# YOUR GOAL:
Transcribe every entry word for word, leaving out all images.
* Begin DATASET RECORDS *
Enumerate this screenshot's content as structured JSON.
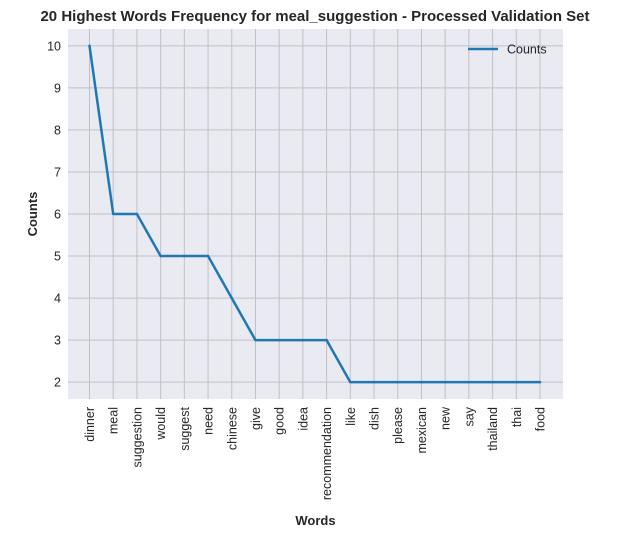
{
  "chart_data": {
    "type": "line",
    "title": "20 Highest Words Frequency for meal_suggestion - Processed Validation Set",
    "xlabel": "Words",
    "ylabel": "Counts",
    "categories": [
      "dinner",
      "meal",
      "suggestion",
      "would",
      "suggest",
      "need",
      "chinese",
      "give",
      "good",
      "idea",
      "recommendation",
      "like",
      "dish",
      "please",
      "mexican",
      "new",
      "say",
      "thailand",
      "thai",
      "food"
    ],
    "series": [
      {
        "name": "Counts",
        "values": [
          10,
          6,
          6,
          5,
          5,
          5,
          4,
          3,
          3,
          3,
          3,
          2,
          2,
          2,
          2,
          2,
          2,
          2,
          2,
          2
        ]
      }
    ],
    "yticks": [
      2,
      3,
      4,
      5,
      6,
      7,
      8,
      9,
      10
    ],
    "ylim": [
      1.6,
      10.4
    ],
    "grid": true,
    "legend_position": "top-right",
    "colors": {
      "line": "#1f77b4",
      "plot_bg": "#eaeaf2",
      "grid": "#c0c0c6"
    }
  }
}
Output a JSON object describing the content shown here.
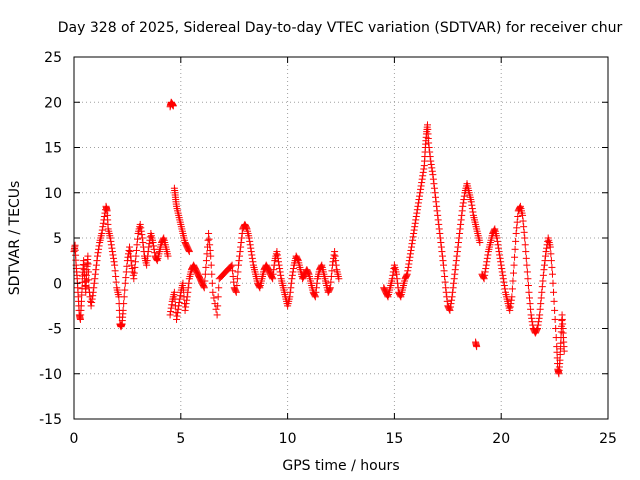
* End DATASET RECORDS *
# FINAL RESULT:
Enumerate this screenshot's content as structured JSON.
{
  "chart_data": {
    "type": "line",
    "title": "20 Highest Words Frequency for meal_suggestion - Processed Validation Set",
    "xlabel": "Words",
    "ylabel": "Counts",
    "categories": [
      "dinner",
      "meal",
      "suggestion",
      "would",
      "suggest",
      "need",
      "chinese",
      "give",
      "good",
      "idea",
      "recommendation",
      "like",
      "dish",
      "please",
      "mexican",
      "new",
      "say",
      "thailand",
      "thai",
      "food"
    ],
    "series": [
      {
        "name": "Counts",
        "values": [
          10,
          6,
          6,
          5,
          5,
          5,
          4,
          3,
          3,
          3,
          3,
          2,
          2,
          2,
          2,
          2,
          2,
          2,
          2,
          2
        ]
      }
    ],
    "yticks": [
      2,
      3,
      4,
      5,
      6,
      7,
      8,
      9,
      10
    ],
    "ylim": [
      1.6,
      10.4
    ],
    "grid": true,
    "legend_position": "top-right",
    "colors": {
      "line": "#1f77b4",
      "plot_bg": "#eaeaf2",
      "grid": "#c0c0c6"
    }
  }
}
Output a JSON object describing the content shown here.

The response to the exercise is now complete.